* INPUT ROWS:
• • •

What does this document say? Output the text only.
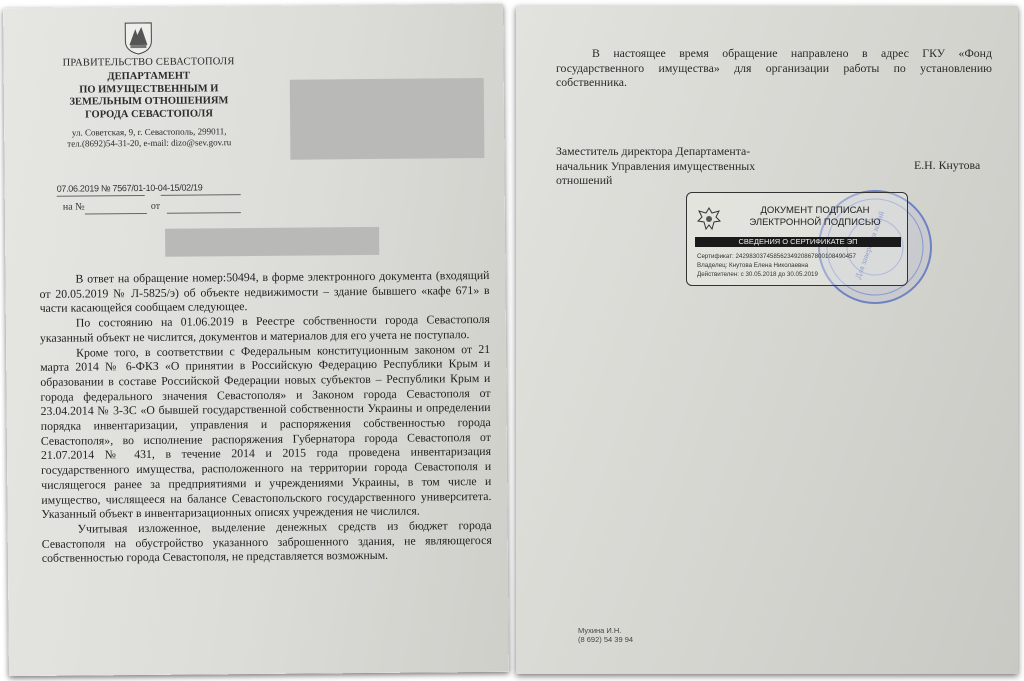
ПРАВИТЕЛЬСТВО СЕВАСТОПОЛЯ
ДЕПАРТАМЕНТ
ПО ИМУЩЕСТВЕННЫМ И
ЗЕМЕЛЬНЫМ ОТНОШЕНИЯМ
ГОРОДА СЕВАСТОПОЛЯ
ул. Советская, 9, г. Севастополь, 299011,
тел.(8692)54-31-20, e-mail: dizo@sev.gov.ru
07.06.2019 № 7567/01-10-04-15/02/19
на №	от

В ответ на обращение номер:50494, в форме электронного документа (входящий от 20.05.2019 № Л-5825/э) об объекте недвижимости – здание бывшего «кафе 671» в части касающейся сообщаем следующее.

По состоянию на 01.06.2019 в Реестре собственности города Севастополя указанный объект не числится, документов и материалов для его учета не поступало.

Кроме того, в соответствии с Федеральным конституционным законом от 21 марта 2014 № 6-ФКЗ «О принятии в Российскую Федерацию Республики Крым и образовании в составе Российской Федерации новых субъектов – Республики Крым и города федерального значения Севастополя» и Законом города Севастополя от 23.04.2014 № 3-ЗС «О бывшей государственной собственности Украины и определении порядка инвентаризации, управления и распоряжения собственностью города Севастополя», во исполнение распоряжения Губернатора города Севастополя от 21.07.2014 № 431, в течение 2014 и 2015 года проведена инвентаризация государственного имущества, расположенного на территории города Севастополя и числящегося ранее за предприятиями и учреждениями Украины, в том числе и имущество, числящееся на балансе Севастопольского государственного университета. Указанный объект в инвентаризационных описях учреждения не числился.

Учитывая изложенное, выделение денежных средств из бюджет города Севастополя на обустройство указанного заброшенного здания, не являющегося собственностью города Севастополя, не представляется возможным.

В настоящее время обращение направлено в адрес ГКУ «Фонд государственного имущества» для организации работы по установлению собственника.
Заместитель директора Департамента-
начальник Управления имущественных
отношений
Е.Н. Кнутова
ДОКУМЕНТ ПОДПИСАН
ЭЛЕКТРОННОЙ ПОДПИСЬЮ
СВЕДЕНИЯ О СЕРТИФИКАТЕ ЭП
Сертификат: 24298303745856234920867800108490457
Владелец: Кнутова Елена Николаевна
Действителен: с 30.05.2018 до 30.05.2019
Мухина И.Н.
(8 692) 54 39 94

• • •

* WHAT THIS TASK INVOLVES: Find the lines holding "собственности" and list every one.

* SOLUTION TO THIS EXERCISE:
По состоянию на 01.06.2019 в Реестре собственности города Севастополя указанный объект не числится, документов и материалов для его учета не поступало.
Кроме того, в соответствии с Федеральным конституционным законом от 21 марта 2014 № 6-ФКЗ «О принятии в Российскую Федерацию Республики Крым и образовании в составе Российской Федерации новых субъектов – Республики Крым и города федерального значения Севастополя» и Законом города Севастополя от 23.04.2014 № 3-ЗС «О бывшей государственной собственности Украины и определении порядка инвентаризации, управления и распоряжения собственностью города Севастополя», во исполнение распоряжения Губернатора города Севастополя от 21.07.2014 № 431, в течение 2014 и 2015 года проведена инвентаризация государственного имущества, расположенного на территории города Севастополя и числящегося ранее за предприятиями и учреждениями Украины, в том числе и имущество, числящееся на балансе Севастопольского государственного университета. Указанный объект в инвентаризационных описях учреждения не числился.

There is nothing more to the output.